--- START Data in this exercise ---

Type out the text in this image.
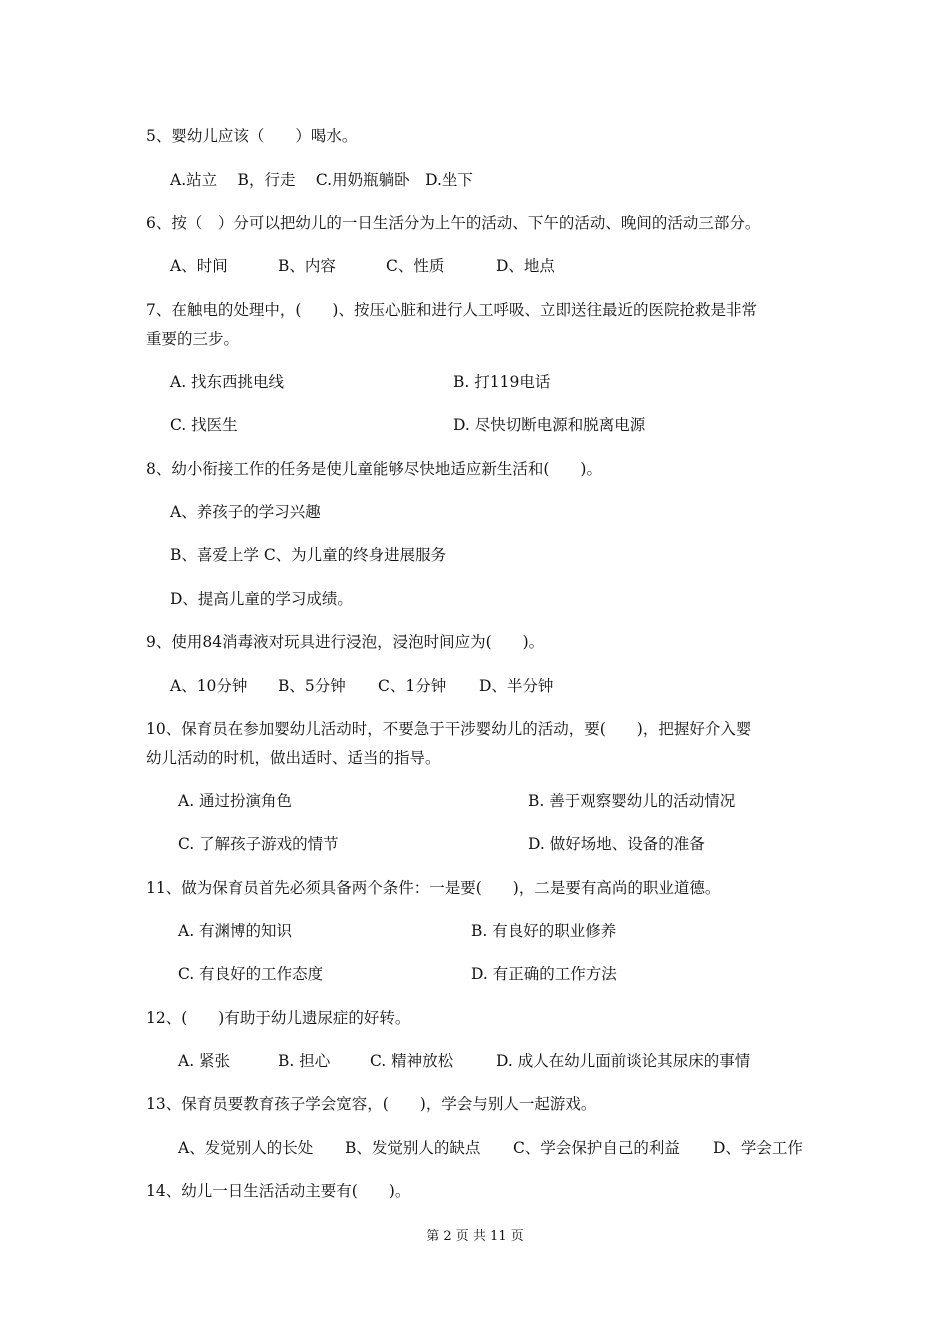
5、婴幼儿应该（　　）喝水。
A.站立　 B，行走　 C.用奶瓶躺卧　D.坐下
6、按（　）分可以把幼儿的一日生活分为上午的活动、下午的活动、晚间的活动三部分。
A、时间	B、内容	C、性质	D、地点
7、在触电的处理中，(　　)、按压心脏和进行人工呼吸、立即送往最近的医院抢救是非常
重要的三步。
A. 找东西挑电线	B. 打119电话
C. 找医生	D. 尽快切断电源和脱离电源
8、幼小衔接工作的任务是使儿童能够尽快地适应新生活和(　　)。
A、养孩子的学习兴趣
B、喜爱上学 C、为儿童的终身进展服务
D、提高儿童的学习成绩。
9、使用84消毒液对玩具进行浸泡，浸泡时间应为(　　)。
A、10分钟 B、5分钟 C、1分钟 D、半分钟
10、保育员在参加婴幼儿活动时，不要急于干涉婴幼儿的活动，要(　　)，把握好介入婴
幼儿活动的时机，做出适时、适当的指导。
A. 通过扮演角色	B. 善于观察婴幼儿的活动情况
C. 了解孩子游戏的情节	D. 做好场地、设备的准备
11、做为保育员首先必须具备两个条件：一是要(　　)，二是要有高尚的职业道德。
A. 有渊博的知识	B. 有良好的职业修养
C. 有良好的工作态度	D. 有正确的工作方法
12、(　　)有助于幼儿遗尿症的好转。
A. 紧张	B. 担心	C. 精神放松	D. 成人在幼儿面前谈论其尿床的事情
13、保育员要教育孩子学会宽容，(　　)，学会与别人一起游戏。
A、发觉别人的长处 B、发觉别人的缺点 C、学会保护自己的利益 D、学会工作
14、幼儿一日生活活动主要有(　　)。
第 2 页 共 11 页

--- END Data in this exercise ---

## Aim:
Copy the material above in full and exactly, skipping pictures.

## Answer to the exercise:
Type out the text in this image.
5、婴幼儿应该（　　）喝水。
A.站立　 B，行走　 C.用奶瓶躺卧　D.坐下
6、按（　）分可以把幼儿的一日生活分为上午的活动、下午的活动、晚间的活动三部分。
A、时间	B、内容	C、性质	D、地点
7、在触电的处理中，(　　)、按压心脏和进行人工呼吸、立即送往最近的医院抢救是非常
重要的三步。
A. 找东西挑电线	B. 打119电话
C. 找医生	D. 尽快切断电源和脱离电源
8、幼小衔接工作的任务是使儿童能够尽快地适应新生活和(　　)。
A、养孩子的学习兴趣
B、喜爱上学 C、为儿童的终身进展服务
D、提高儿童的学习成绩。
9、使用84消毒液对玩具进行浸泡，浸泡时间应为(　　)。
A、10分钟 B、5分钟 C、1分钟 D、半分钟
10、保育员在参加婴幼儿活动时，不要急于干涉婴幼儿的活动，要(　　)，把握好介入婴
幼儿活动的时机，做出适时、适当的指导。
A. 通过扮演角色	B. 善于观察婴幼儿的活动情况
C. 了解孩子游戏的情节	D. 做好场地、设备的准备
11、做为保育员首先必须具备两个条件：一是要(　　)，二是要有高尚的职业道德。
A. 有渊博的知识	B. 有良好的职业修养
C. 有良好的工作态度	D. 有正确的工作方法
12、(　　)有助于幼儿遗尿症的好转。
A. 紧张	B. 担心	C. 精神放松	D. 成人在幼儿面前谈论其尿床的事情
13、保育员要教育孩子学会宽容，(　　)，学会与别人一起游戏。
A、发觉别人的长处 B、发觉别人的缺点 C、学会保护自己的利益 D、学会工作
14、幼儿一日生活活动主要有(　　)。
第 2 页 共 11 页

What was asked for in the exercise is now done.